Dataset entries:

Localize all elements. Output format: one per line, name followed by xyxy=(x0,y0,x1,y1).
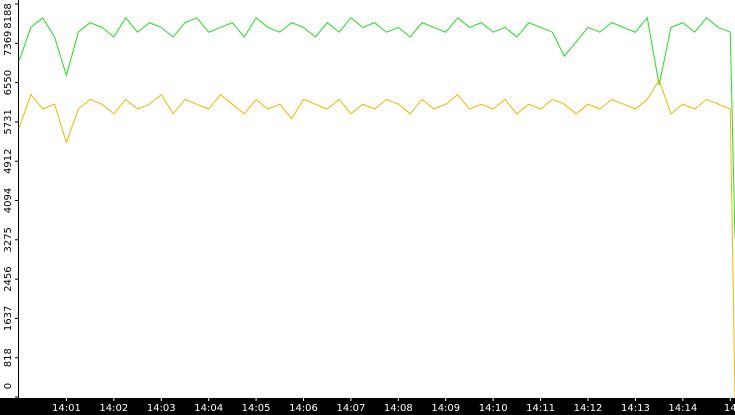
y-tick-label: 0 xyxy=(3,383,14,389)
x-tick-label: 14:02 xyxy=(99,403,128,414)
x-tick-label: 14:04 xyxy=(194,403,223,414)
y-tick-label: 2456 xyxy=(3,266,14,291)
x-tick-label: 14:08 xyxy=(384,403,413,414)
y-tick-label: 8188 xyxy=(3,3,14,28)
y-tick-label: 818 xyxy=(3,348,14,367)
y-tick-label: 4094 xyxy=(3,188,14,213)
x-tick-label: 14:11 xyxy=(526,403,555,414)
x-tick-label: 14:05 xyxy=(242,403,271,414)
x-tick-label: 14:01 xyxy=(52,403,81,414)
y-tick-label: 7369 xyxy=(3,31,14,56)
x-tick-label: 14:10 xyxy=(479,403,508,414)
x-tick-label: 14:09 xyxy=(431,403,460,414)
y-tick-label: 6550 xyxy=(3,70,14,95)
x-tick-label: 14:14 xyxy=(668,403,697,414)
x-tick-label: 14 xyxy=(724,403,735,414)
x-tick-label: 14:13 xyxy=(621,403,650,414)
time-bar xyxy=(0,398,735,415)
y-tick-label: 5731 xyxy=(3,109,14,134)
y-tick-label: 3275 xyxy=(3,227,14,252)
x-tick-label: 14:06 xyxy=(289,403,318,414)
series-line xyxy=(18,16,735,239)
y-tick-label: 4912 xyxy=(3,149,14,174)
series-line xyxy=(18,79,735,398)
x-tick-label: 14:03 xyxy=(147,403,176,414)
x-tick-label: 14:07 xyxy=(337,403,366,414)
y-tick-label: 1637 xyxy=(3,306,14,331)
x-tick-label: 14:12 xyxy=(574,403,603,414)
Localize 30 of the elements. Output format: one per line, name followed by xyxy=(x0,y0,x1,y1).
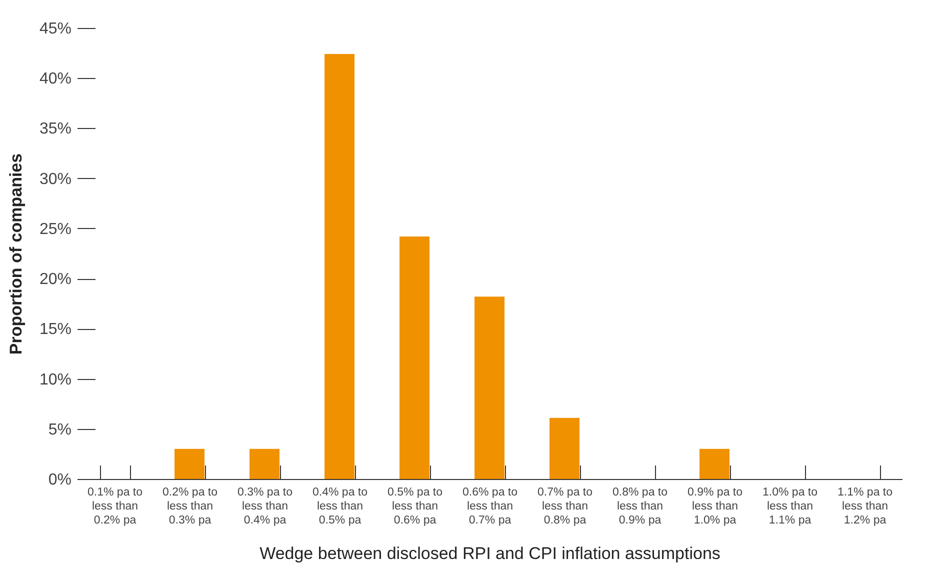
y-tick-label: 15% xyxy=(39,321,72,338)
x-tick-label: 0.7% pa to less than 0.8% pa xyxy=(538,486,592,526)
x-tick-label: 0.5% pa to less than 0.6% pa xyxy=(388,486,442,526)
x-tick-label: 0.8% pa to less than 0.9% pa xyxy=(612,486,668,526)
bar xyxy=(324,54,354,479)
x-tick-label: 0.3% pa to less than 0.4% pa xyxy=(238,486,292,526)
x-axis-title: Wedge between disclosed RPI and CPI inflation assumptions xyxy=(260,544,720,563)
y-tick-label: 30% xyxy=(39,170,72,188)
y-axis-title: Proportion of companies xyxy=(6,153,26,355)
bar xyxy=(400,236,430,479)
bar xyxy=(550,418,580,479)
bar xyxy=(700,448,730,479)
y-tick-label: 10% xyxy=(39,371,72,388)
x-tick-label: 0.2% pa to less than 0.3% pa xyxy=(162,486,218,526)
x-tick-label: 0.1% pa to less than 0.2% pa xyxy=(88,486,142,526)
x-tick-label: 1.1% pa to less than 1.2% pa xyxy=(838,486,892,526)
x-tick-label: 0.4% pa to less than 0.5% pa xyxy=(312,486,368,526)
y-tick-label: 20% xyxy=(39,271,72,288)
bar xyxy=(474,296,504,479)
y-tick-label: 5% xyxy=(48,421,72,438)
bar xyxy=(250,448,280,479)
x-tick-label: 0.9% pa to less than 1.0% pa xyxy=(688,486,742,526)
y-tick-label: 25% xyxy=(39,220,72,238)
y-tick-label: 45% xyxy=(39,20,72,38)
x-tick-label: 0.6% pa to less than 0.7% pa xyxy=(462,486,518,526)
y-tick-label: 0% xyxy=(48,472,72,488)
y-tick-label: 40% xyxy=(39,70,72,88)
x-tick-label: 1.0% pa to less than 1.1% pa xyxy=(762,486,818,526)
y-tick-label: 35% xyxy=(39,120,72,138)
bar xyxy=(174,448,204,479)
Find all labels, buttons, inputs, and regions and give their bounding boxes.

WORK TO COMPLETE: Repeat word for word the lines from the one holding "y-tick-label: 15% xyxy=(39,321,72,338)" through the last line above, both included.

RESULT OF THE EXERCISE:
y-tick-label: 15% xyxy=(39,321,72,338)
x-tick-label: 0.7% pa to less than 0.8% pa xyxy=(538,486,592,526)
x-tick-label: 0.5% pa to less than 0.6% pa xyxy=(388,486,442,526)
x-tick-label: 0.8% pa to less than 0.9% pa xyxy=(612,486,668,526)
bar xyxy=(324,54,354,479)
x-tick-label: 0.3% pa to less than 0.4% pa xyxy=(238,486,292,526)
x-axis-title: Wedge between disclosed RPI and CPI inflation assumptions xyxy=(260,544,720,563)
y-tick-label: 30% xyxy=(39,170,72,188)
y-axis-title: Proportion of companies xyxy=(6,153,26,355)
bar xyxy=(400,236,430,479)
bar xyxy=(550,418,580,479)
bar xyxy=(700,448,730,479)
y-tick-label: 10% xyxy=(39,371,72,388)
x-tick-label: 0.2% pa to less than 0.3% pa xyxy=(162,486,218,526)
x-tick-label: 0.1% pa to less than 0.2% pa xyxy=(88,486,142,526)
x-tick-label: 1.1% pa to less than 1.2% pa xyxy=(838,486,892,526)
x-tick-label: 0.4% pa to less than 0.5% pa xyxy=(312,486,368,526)
y-tick-label: 20% xyxy=(39,271,72,288)
bar xyxy=(474,296,504,479)
y-tick-label: 5% xyxy=(48,421,72,438)
bar xyxy=(250,448,280,479)
x-tick-label: 0.9% pa to less than 1.0% pa xyxy=(688,486,742,526)
y-tick-label: 25% xyxy=(39,220,72,238)
y-tick-label: 45% xyxy=(39,20,72,38)
x-tick-label: 0.6% pa to less than 0.7% pa xyxy=(462,486,518,526)
y-tick-label: 0% xyxy=(48,472,72,488)
y-tick-label: 40% xyxy=(39,70,72,88)
x-tick-label: 1.0% pa to less than 1.1% pa xyxy=(762,486,818,526)
y-tick-label: 35% xyxy=(39,120,72,138)
bar xyxy=(174,448,204,479)
Find all labels, buttons, inputs, and regions and give their bounding boxes.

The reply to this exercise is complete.